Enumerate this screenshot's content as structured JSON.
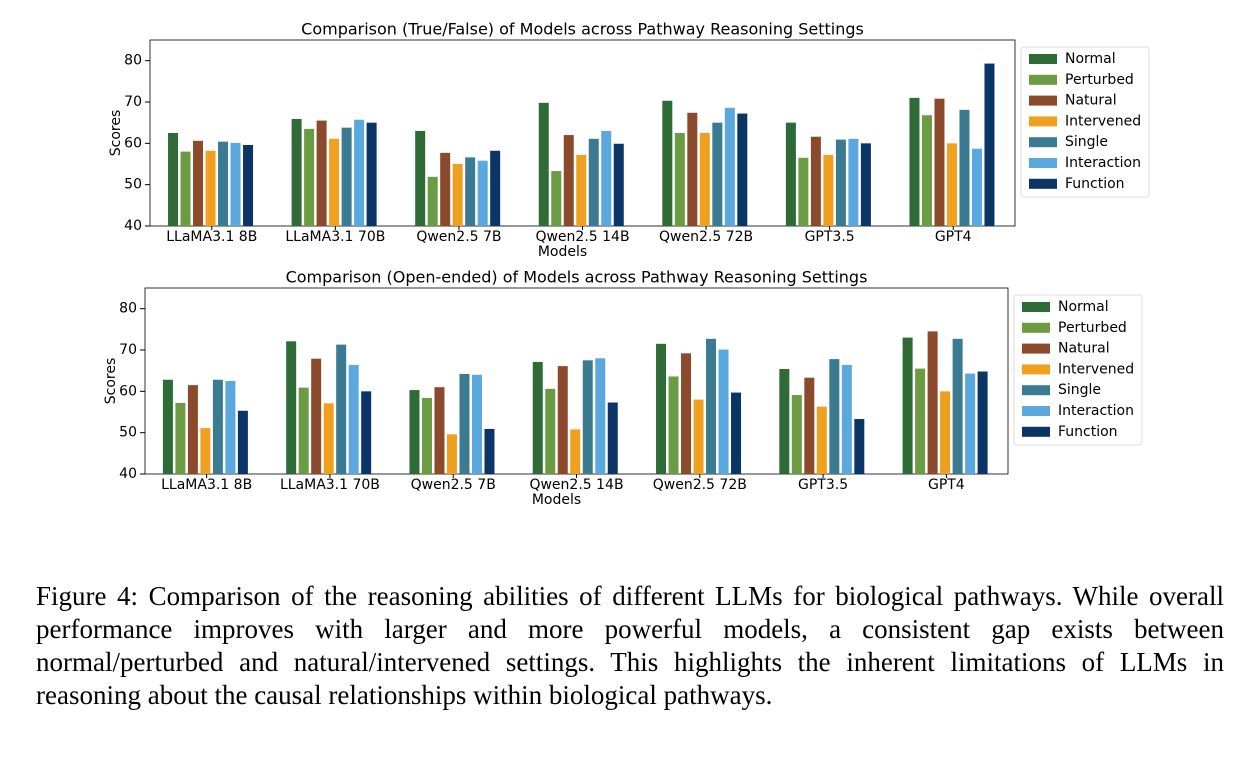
{
  "chart_data": [
    {
      "type": "bar",
      "title": "Comparison (True/False) of Models across Pathway Reasoning Settings",
      "x_label": "Models",
      "y_label": "Scores",
      "categories": [
        "LLaMA3.1 8B",
        "LLaMA3.1 70B",
        "Qwen2.5 7B",
        "Qwen2.5 14B",
        "Qwen2.5 72B",
        "GPT3.5",
        "GPT4"
      ],
      "series": [
        {
          "name": "Normal",
          "color": "#2e6b36",
          "values": [
            62.5,
            65.9,
            63,
            69.8,
            70.3,
            65,
            71
          ]
        },
        {
          "name": "Perturbed",
          "color": "#6b9b42",
          "values": [
            58,
            63.5,
            51.9,
            53.3,
            62.5,
            56.5,
            66.8
          ]
        },
        {
          "name": "Natural",
          "color": "#8c4a2c",
          "values": [
            60.6,
            65.5,
            57.7,
            62,
            67.4,
            61.6,
            70.8
          ]
        },
        {
          "name": "Intervened",
          "color": "#f0a01f",
          "values": [
            58.2,
            61.1,
            55,
            57.2,
            62.5,
            57.2,
            60
          ]
        },
        {
          "name": "Single",
          "color": "#3b7b92",
          "values": [
            60.4,
            63.8,
            56.6,
            61.1,
            65,
            60.9,
            68.1
          ]
        },
        {
          "name": "Interaction",
          "color": "#5aa8dd",
          "values": [
            60.1,
            65.7,
            55.8,
            63,
            68.6,
            61.1,
            58.7
          ]
        },
        {
          "name": "Function",
          "color": "#0b3567",
          "values": [
            59.6,
            65,
            58.2,
            59.9,
            67.2,
            60,
            79.3
          ]
        }
      ],
      "ylim": [
        40,
        85
      ],
      "yticks": [
        40,
        50,
        60,
        70,
        80
      ],
      "grid": false,
      "legend": "right"
    },
    {
      "type": "bar",
      "title": "Comparison (Open-ended) of Models across Pathway Reasoning Settings",
      "x_label": "Models",
      "y_label": "Scores",
      "categories": [
        "LLaMA3.1 8B",
        "LLaMA3.1 70B",
        "Qwen2.5 7B",
        "Qwen2.5 14B",
        "Qwen2.5 72B",
        "GPT3.5",
        "GPT4"
      ],
      "series": [
        {
          "name": "Normal",
          "color": "#2e6b36",
          "values": [
            62.8,
            72.1,
            60.3,
            67.1,
            71.5,
            65.4,
            73
          ]
        },
        {
          "name": "Perturbed",
          "color": "#6b9b42",
          "values": [
            57.2,
            60.9,
            58.4,
            60.6,
            63.6,
            59.1,
            65.5
          ]
        },
        {
          "name": "Natural",
          "color": "#8c4a2c",
          "values": [
            61.5,
            67.9,
            61,
            66.1,
            69.2,
            63.3,
            74.5
          ]
        },
        {
          "name": "Intervened",
          "color": "#f0a01f",
          "values": [
            51.1,
            57.1,
            49.6,
            50.8,
            58,
            56.3,
            60
          ]
        },
        {
          "name": "Single",
          "color": "#3b7b92",
          "values": [
            62.8,
            71.3,
            64.2,
            67.5,
            72.7,
            67.8,
            72.7
          ]
        },
        {
          "name": "Interaction",
          "color": "#5aa8dd",
          "values": [
            62.5,
            66.4,
            64,
            68,
            70.1,
            66.4,
            64.3
          ]
        },
        {
          "name": "Function",
          "color": "#0b3567",
          "values": [
            55.3,
            60,
            50.9,
            57.3,
            59.7,
            53.3,
            64.8
          ]
        }
      ],
      "ylim": [
        40,
        85
      ],
      "yticks": [
        40,
        50,
        60,
        70,
        80
      ],
      "grid": false,
      "legend": "right"
    }
  ],
  "caption": "Figure 4: Comparison of the reasoning abilities of different LLMs for biological pathways. While overall performance improves with larger and more powerful models, a consistent gap exists between normal/perturbed and natural/intervened settings. This highlights the inherent limitations of LLMs in reasoning about the causal relationships within biological pathways."
}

+++

» **Instructions for the task**:
Omit any images, then output the listing exactly.

» **Correct result**:
Enumerate this screenshot's content as structured JSON.
{
  "chart_data": [
    {
      "type": "bar",
      "title": "Comparison (True/False) of Models across Pathway Reasoning Settings",
      "x_label": "Models",
      "y_label": "Scores",
      "categories": [
        "LLaMA3.1 8B",
        "LLaMA3.1 70B",
        "Qwen2.5 7B",
        "Qwen2.5 14B",
        "Qwen2.5 72B",
        "GPT3.5",
        "GPT4"
      ],
      "series": [
        {
          "name": "Normal",
          "color": "#2e6b36",
          "values": [
            62.5,
            65.9,
            63,
            69.8,
            70.3,
            65,
            71
          ]
        },
        {
          "name": "Perturbed",
          "color": "#6b9b42",
          "values": [
            58,
            63.5,
            51.9,
            53.3,
            62.5,
            56.5,
            66.8
          ]
        },
        {
          "name": "Natural",
          "color": "#8c4a2c",
          "values": [
            60.6,
            65.5,
            57.7,
            62,
            67.4,
            61.6,
            70.8
          ]
        },
        {
          "name": "Intervened",
          "color": "#f0a01f",
          "values": [
            58.2,
            61.1,
            55,
            57.2,
            62.5,
            57.2,
            60
          ]
        },
        {
          "name": "Single",
          "color": "#3b7b92",
          "values": [
            60.4,
            63.8,
            56.6,
            61.1,
            65,
            60.9,
            68.1
          ]
        },
        {
          "name": "Interaction",
          "color": "#5aa8dd",
          "values": [
            60.1,
            65.7,
            55.8,
            63,
            68.6,
            61.1,
            58.7
          ]
        },
        {
          "name": "Function",
          "color": "#0b3567",
          "values": [
            59.6,
            65,
            58.2,
            59.9,
            67.2,
            60,
            79.3
          ]
        }
      ],
      "ylim": [
        40,
        85
      ],
      "yticks": [
        40,
        50,
        60,
        70,
        80
      ],
      "grid": false,
      "legend": "right"
    },
    {
      "type": "bar",
      "title": "Comparison (Open-ended) of Models across Pathway Reasoning Settings",
      "x_label": "Models",
      "y_label": "Scores",
      "categories": [
        "LLaMA3.1 8B",
        "LLaMA3.1 70B",
        "Qwen2.5 7B",
        "Qwen2.5 14B",
        "Qwen2.5 72B",
        "GPT3.5",
        "GPT4"
      ],
      "series": [
        {
          "name": "Normal",
          "color": "#2e6b36",
          "values": [
            62.8,
            72.1,
            60.3,
            67.1,
            71.5,
            65.4,
            73
          ]
        },
        {
          "name": "Perturbed",
          "color": "#6b9b42",
          "values": [
            57.2,
            60.9,
            58.4,
            60.6,
            63.6,
            59.1,
            65.5
          ]
        },
        {
          "name": "Natural",
          "color": "#8c4a2c",
          "values": [
            61.5,
            67.9,
            61,
            66.1,
            69.2,
            63.3,
            74.5
          ]
        },
        {
          "name": "Intervened",
          "color": "#f0a01f",
          "values": [
            51.1,
            57.1,
            49.6,
            50.8,
            58,
            56.3,
            60
          ]
        },
        {
          "name": "Single",
          "color": "#3b7b92",
          "values": [
            62.8,
            71.3,
            64.2,
            67.5,
            72.7,
            67.8,
            72.7
          ]
        },
        {
          "name": "Interaction",
          "color": "#5aa8dd",
          "values": [
            62.5,
            66.4,
            64,
            68,
            70.1,
            66.4,
            64.3
          ]
        },
        {
          "name": "Function",
          "color": "#0b3567",
          "values": [
            55.3,
            60,
            50.9,
            57.3,
            59.7,
            53.3,
            64.8
          ]
        }
      ],
      "ylim": [
        40,
        85
      ],
      "yticks": [
        40,
        50,
        60,
        70,
        80
      ],
      "grid": false,
      "legend": "right"
    }
  ],
  "caption": "Figure 4: Comparison of the reasoning abilities of different LLMs for biological pathways. While overall performance improves with larger and more powerful models, a consistent gap exists between normal/perturbed and natural/intervened settings. This highlights the inherent limitations of LLMs in reasoning about the causal relationships within biological pathways."
}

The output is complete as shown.